* [Material for this exercise]:
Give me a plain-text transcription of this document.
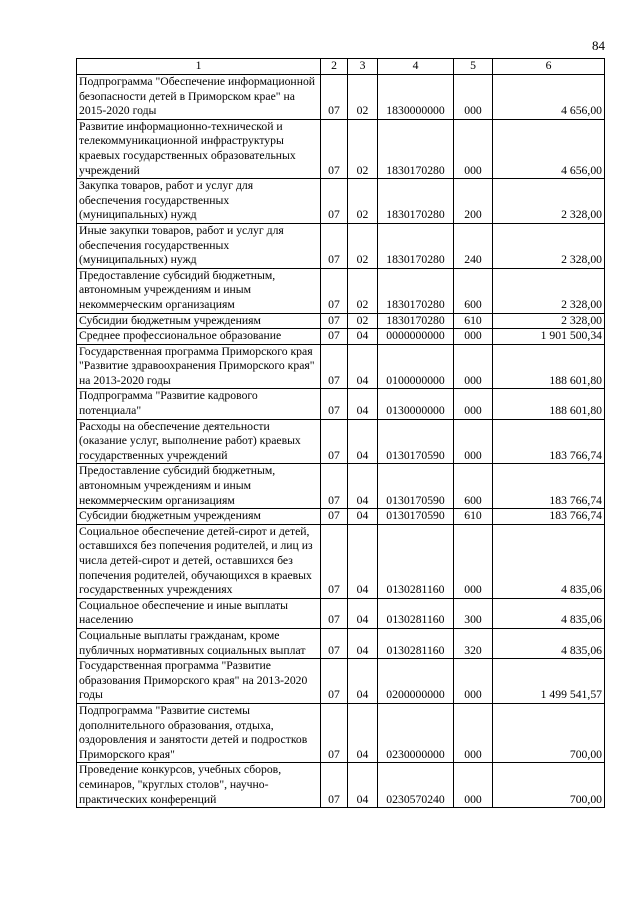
84
1	2	3	4	5	6
Подпрограмма "Обеспечение информационной безопасности детей в Приморском крае" на 2015-2020 годы	07	02	1830000000	000	4 656,00
Развитие информационно-технической и телекоммуникационной инфраструктуры краевых государственных образовательных учреждений	07	02	1830170280	000	4 656,00
Закупка товаров, работ и услуг для обеспечения государственных (муниципальных) нужд	07	02	1830170280	200	2 328,00
Иные закупки товаров, работ и услуг для обеспечения государственных (муниципальных) нужд	07	02	1830170280	240	2 328,00
Предоставление субсидий бюджетным, автономным учреждениям и иным некоммерческим организациям	07	02	1830170280	600	2 328,00
Субсидии бюджетным учреждениям	07	02	1830170280	610	2 328,00
Среднее профессиональное образование	07	04	0000000000	000	1 901 500,34
Государственная программа Приморского края "Развитие здравоохранения Приморского края" на 2013-2020 годы	07	04	0100000000	000	188 601,80
Подпрограмма "Развитие кадрового потенциала"	07	04	0130000000	000	188 601,80
Расходы на обеспечение деятельности (оказание услуг, выполнение работ) краевых государственных учреждений	07	04	0130170590	000	183 766,74
Предоставление субсидий бюджетным, автономным учреждениям и иным некоммерческим организациям	07	04	0130170590	600	183 766,74
Субсидии бюджетным учреждениям	07	04	0130170590	610	183 766,74
Социальное обеспечение детей-сирот и детей, оставшихся без попечения родителей, и лиц из числа детей-сирот и детей, оставшихся без попечения родителей, обучающихся в краевых государственных учреждениях	07	04	0130281160	000	4 835,06
Социальное обеспечение и иные выплаты населению	07	04	0130281160	300	4 835,06
Социальные выплаты гражданам, кроме публичных нормативных социальных выплат	07	04	0130281160	320	4 835,06
Государственная программа "Развитие образования Приморского края" на 2013-2020 годы	07	04	0200000000	000	1 499 541,57
Подпрограмма "Развитие системы дополнительного образования, отдыха, оздоровления и занятости детей и подростков Приморского края"	07	04	0230000000	000	700,00
Проведение конкурсов, учебных сборов, семинаров, "круглых столов", научно-практических конференций	07	04	0230570240	000	700,00
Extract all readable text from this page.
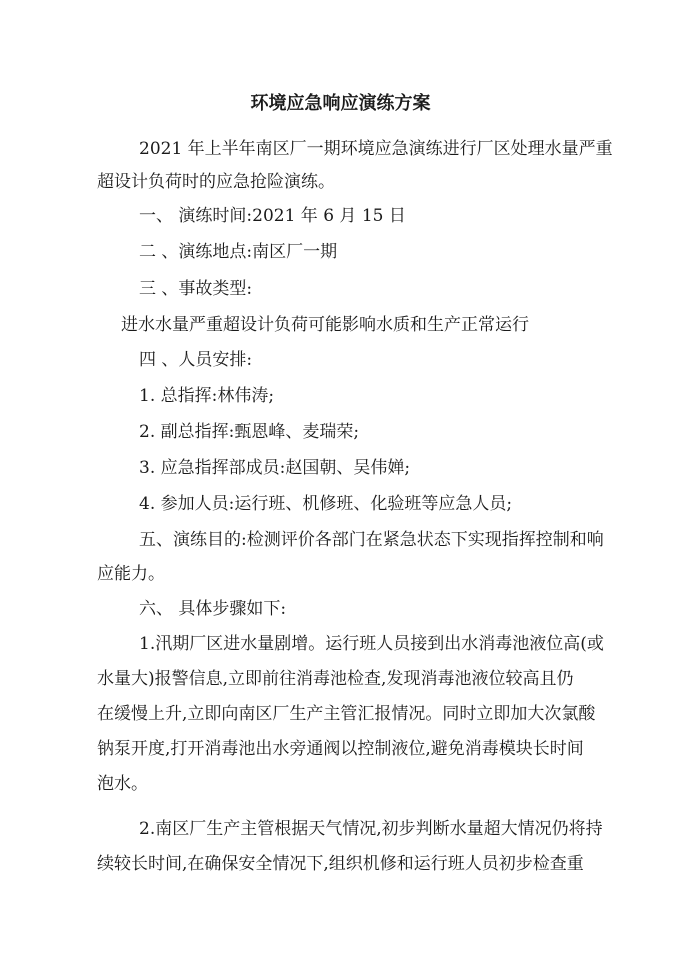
环境应急响应演练方案

2021 年上半年南区厂一期环境应急演练进行厂区处理水量严重

超设计负荷时的应急抢险演练。

一、 演练时间:2021 年 6 月 15 日

二 、演练地点:南区厂一期

三 、事故类型:

进水水量严重超设计负荷可能影响水质和生产正常运行

四 、人员安排:

1. 总指挥:林伟涛;

2. 副总指挥:甄恩峰、麦瑞荣;

3. 应急指挥部成员:赵国朝、吴伟婵;

4. 参加人员:运行班、机修班、化验班等应急人员;

五、演练目的:检测评价各部门在紧急状态下实现指挥控制和响

应能力。

六、 具体步骤如下:

1.汛期厂区进水量剧增。运行班人员接到出水消毒池液位高(或

水量大)报警信息,立即前往消毒池检查,发现消毒池液位较高且仍

在缓慢上升,立即向南区厂生产主管汇报情况。同时立即加大次氯酸

钠泵开度,打开消毒池出水旁通阀以控制液位,避免消毒模块长时间

泡水。

2.南区厂生产主管根据天气情况,初步判断水量超大情况仍将持

续较长时间,在确保安全情况下,组织机修和运行班人员初步检查重
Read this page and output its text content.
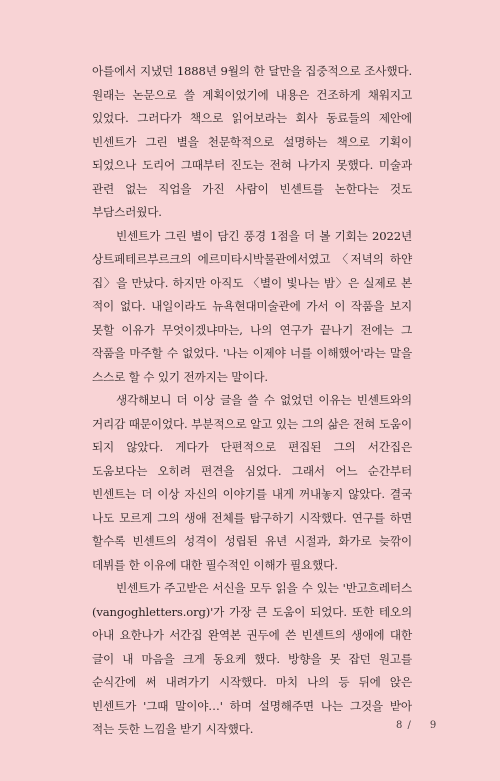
아를에서 지냈던 1888년 9월의 한 달만을 집중적으로 조사했다. 원래는 논문으로 쓸 계획이었기에 내용은 건조하게 채워지고 있었다. 그러다가 책으로 읽어보라는 회사 동료들의 제안에 빈센트가 그린 별을 천문학적으로 설명하는 책으로 기획이 되었으나 도리어 그때부터 진도는 전혀 나가지 못했다. 미술과 관련 없는 직업을 가진 사람이 빈센트를 논한다는 것도 부담스러웠다.

빈센트가 그린 별이 담긴 풍경 1점을 더 볼 기회는 2022년 상트페테르부르크의 에르미타시박물관에서였고 〈저녁의 하얀 집〉을 만났다. 하지만 아직도 〈별이 빛나는 밤〉은 실제로 본 적이 없다. 내일이라도 뉴욕현대미술관에 가서 이 작품을 보지 못할 이유가 무엇이겠냐마는, 나의 연구가 끝나기 전에는 그 작품을 마주할 수 없었다. '나는 이제야 너를 이해했어'라는 말을 스스로 할 수 있기 전까지는 말이다.

생각해보니 더 이상 글을 쓸 수 없었던 이유는 빈센트와의 거리감 때문이었다. 부분적으로 알고 있는 그의 삶은 전혀 도움이 되지 않았다. 게다가 단편적으로 편집된 그의 서간집은 도움보다는 오히려 편견을 심었다. 그래서 어느 순간부터 빈센트는 더 이상 자신의 이야기를 내게 꺼내놓지 않았다. 결국 나도 모르게 그의 생애 전체를 탐구하기 시작했다. 연구를 하면 할수록 빈센트의 성격이 성립된 유년 시절과, 화가로 늦깎이 데뷔를 한 이유에 대한 필수적인 이해가 필요했다.

빈센트가 주고받은 서신을 모두 읽을 수 있는 '반고흐레터스(vangoghletters.org)'가 가장 큰 도움이 되었다. 또한 테오의 아내 요한나가 서간집 완역본 권두에 쓴 빈센트의 생애에 대한 글이 내 마음을 크게 동요케 했다. 방향을 못 잡던 원고를 순식간에 써 내려가기 시작했다. 마치 나의 등 뒤에 앉은 빈센트가 '그때 말이야…' 하며 설명해주면 나는 그것을 받아 적는 듯한 느낌을 받기 시작했다.	8 / 9
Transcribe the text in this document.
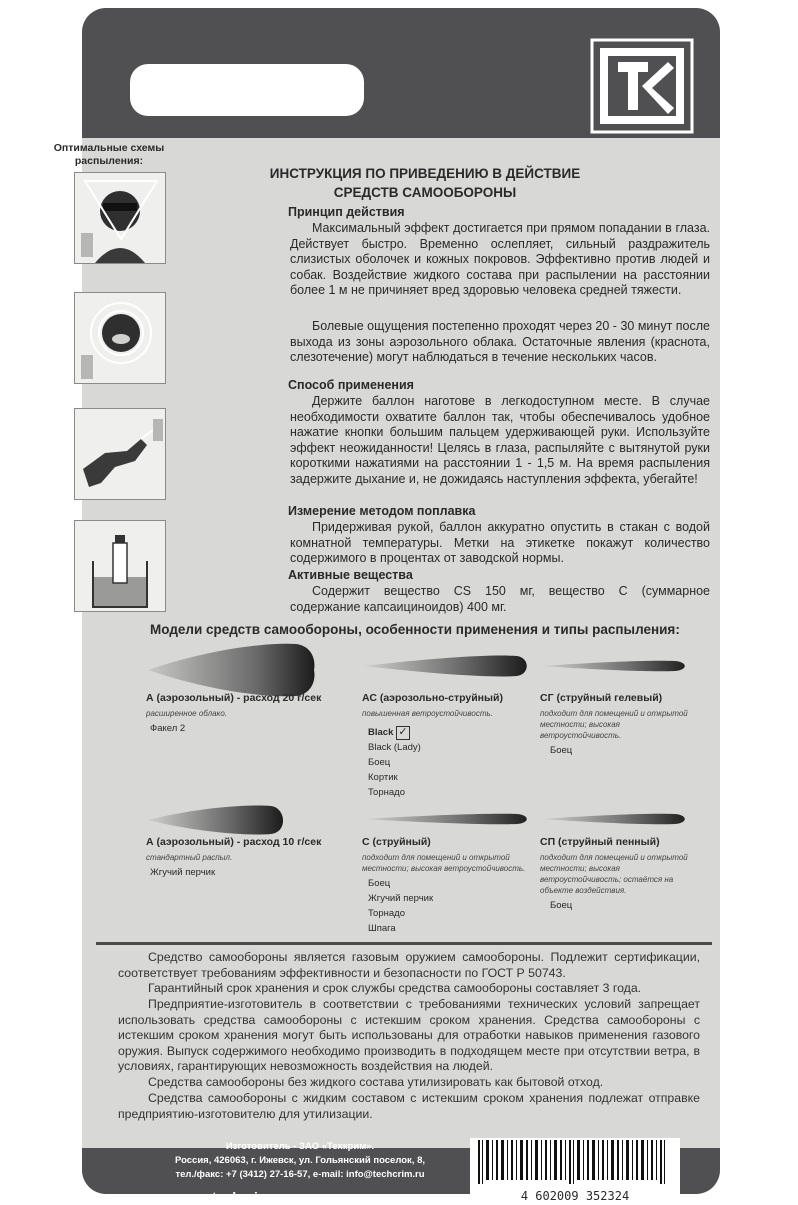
Оптимальные схемы распыления:
ИНСТРУКЦИЯ ПО ПРИВЕДЕНИЮ В ДЕЙСТВИЕ СРЕДСТВ САМООБОРОНЫ
Принцип действия

Максимальный эффект достигается при прямом попадании в глаза. Действует быстро. Временно ослепляет, сильный раздражитель слизистых оболочек и кожных покровов. Эффективно против людей и собак. Воздействие жидкого состава при распылении на расстоянии более 1 м не причиняет вред здоровью человека средней тяжести.

Болевые ощущения постепенно проходят через 20 - 30 минут после выхода из зоны аэрозольного облака. Остаточные явления (краснота, слезотечение) могут наблюдаться в течение нескольких часов.

Способ применения

Держите баллон наготове в легкодоступном месте. В случае необходимости охватите баллон так, чтобы обеспечивалось удобное нажатие кнопки большим пальцем удерживающей руки. Используйте эффект неожиданности! Целясь в глаза, распыляйте с вытянутой руки короткими нажатиями на расстоянии 1 - 1,5 м. На время распыления задержите дыхание и, не дожидаясь наступления эффекта, убегайте!

Измерение методом поплавка

Придерживая рукой, баллон аккуратно опустить в стакан с водой комнатной температуры. Метки на этикетке покажут количество содержимого в процентах от заводской нормы.

Активные вещества

Содержит вещество CS 150 мг, вещество С (суммарное содержание капсаициноидов) 400 мг.

Модели средств самообороны, особенности применения и типы распыления:
А (аэрозольный) - расход 20 г/сек
расширенное облако.
Факел 2
АС (аэрозольно-струйный)
повышенная ветроустойчивость.
Black ✓
Black (Lady)
Боец
Кортик
Торнадо
СГ (струйный гелевый)
подходит для помещений и открытой местности; высокая ветроустойчивость.
Боец
А (аэрозольный) - расход 10 г/сек
стандартный распыл.
Жгучий перчик
С (струйный)
подходит для помещений и открытой местности; высокая ветроустойчивость.
Боец
Жгучий перчик
Торнадо
Шпага
СП (струйный пенный)
подходит для помещений и открытой местности; высокая ветроустойчивость; остаётся на объекте воздействия.
Боец

Средство самообороны является газовым оружием самообороны. Подлежит сертификации, соответствует требованиям эффективности и безопасности по ГОСТ Р 50743.

Гарантийный срок хранения и срок службы средства самообороны составляет 3 года.

Предприятие-изготовитель в соответствии с требованиями технических условий запрещает использовать средства самообороны с истекшим сроком хранения. Средства самообороны с истекшим сроком хранения могут быть использованы для отработки навыков применения газового оружия. Выпуск содержимого необходимо производить в подходящем месте при отсутствии ветра, в условиях, гарантирующих невозможность воздействия на людей.

Средства самообороны без жидкого состава утилизировать как бытовой отход.

Средства самообороны с жидким составом с истекшим сроком хранения подлежат отправке предприятию-изготовителю для утилизации.

Изготовитель - ЗАО «Техкрим».
Россия, 426063, г. Ижевск, ул. Гольянский поселок, 8,
тел./факс: +7 (3412) 27-16-57, e-mail: info@techcrim.ru
www.techcrim.ru	4 602009 352324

* [Stated problem]: Report the number of lines holding the string "воздействия", without any other words.

* [Expected answer]: 2